### [Task statement]
Scan the listing and work out how many lines contain the word "terepi". Nothing but the number should be given.

# Start of Raw records

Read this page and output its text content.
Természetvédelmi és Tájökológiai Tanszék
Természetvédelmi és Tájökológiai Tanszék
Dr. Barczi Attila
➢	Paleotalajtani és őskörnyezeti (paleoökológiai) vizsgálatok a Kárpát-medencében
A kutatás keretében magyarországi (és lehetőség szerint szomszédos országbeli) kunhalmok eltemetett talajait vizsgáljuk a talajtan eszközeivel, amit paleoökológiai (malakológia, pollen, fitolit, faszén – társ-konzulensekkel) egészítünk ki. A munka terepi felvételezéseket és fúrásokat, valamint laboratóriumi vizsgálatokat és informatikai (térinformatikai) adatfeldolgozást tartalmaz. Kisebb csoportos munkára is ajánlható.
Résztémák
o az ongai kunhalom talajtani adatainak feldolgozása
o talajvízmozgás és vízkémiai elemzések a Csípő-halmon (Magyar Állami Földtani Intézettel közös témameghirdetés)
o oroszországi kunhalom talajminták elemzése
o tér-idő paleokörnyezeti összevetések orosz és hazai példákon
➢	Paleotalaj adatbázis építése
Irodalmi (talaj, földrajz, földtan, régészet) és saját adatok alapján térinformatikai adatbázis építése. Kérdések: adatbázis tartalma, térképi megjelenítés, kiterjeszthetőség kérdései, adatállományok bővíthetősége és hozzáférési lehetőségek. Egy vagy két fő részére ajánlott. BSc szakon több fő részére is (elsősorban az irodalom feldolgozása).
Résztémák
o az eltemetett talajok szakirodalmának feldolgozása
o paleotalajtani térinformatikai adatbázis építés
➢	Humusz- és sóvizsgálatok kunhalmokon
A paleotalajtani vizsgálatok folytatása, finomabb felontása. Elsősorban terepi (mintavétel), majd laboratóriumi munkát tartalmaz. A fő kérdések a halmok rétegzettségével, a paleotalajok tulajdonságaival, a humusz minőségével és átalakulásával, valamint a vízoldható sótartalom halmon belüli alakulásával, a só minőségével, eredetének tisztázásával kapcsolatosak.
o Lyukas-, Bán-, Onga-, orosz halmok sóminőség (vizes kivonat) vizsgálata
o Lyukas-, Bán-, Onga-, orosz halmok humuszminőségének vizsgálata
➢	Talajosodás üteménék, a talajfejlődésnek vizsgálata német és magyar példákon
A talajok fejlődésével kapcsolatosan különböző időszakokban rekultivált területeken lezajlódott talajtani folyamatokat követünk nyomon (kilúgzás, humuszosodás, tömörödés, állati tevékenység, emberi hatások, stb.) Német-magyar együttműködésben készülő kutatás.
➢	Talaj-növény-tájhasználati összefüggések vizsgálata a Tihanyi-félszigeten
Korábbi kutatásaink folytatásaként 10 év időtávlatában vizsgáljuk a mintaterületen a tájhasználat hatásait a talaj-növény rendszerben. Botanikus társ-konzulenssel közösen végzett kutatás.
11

# End of Raw records

### [Written response]
2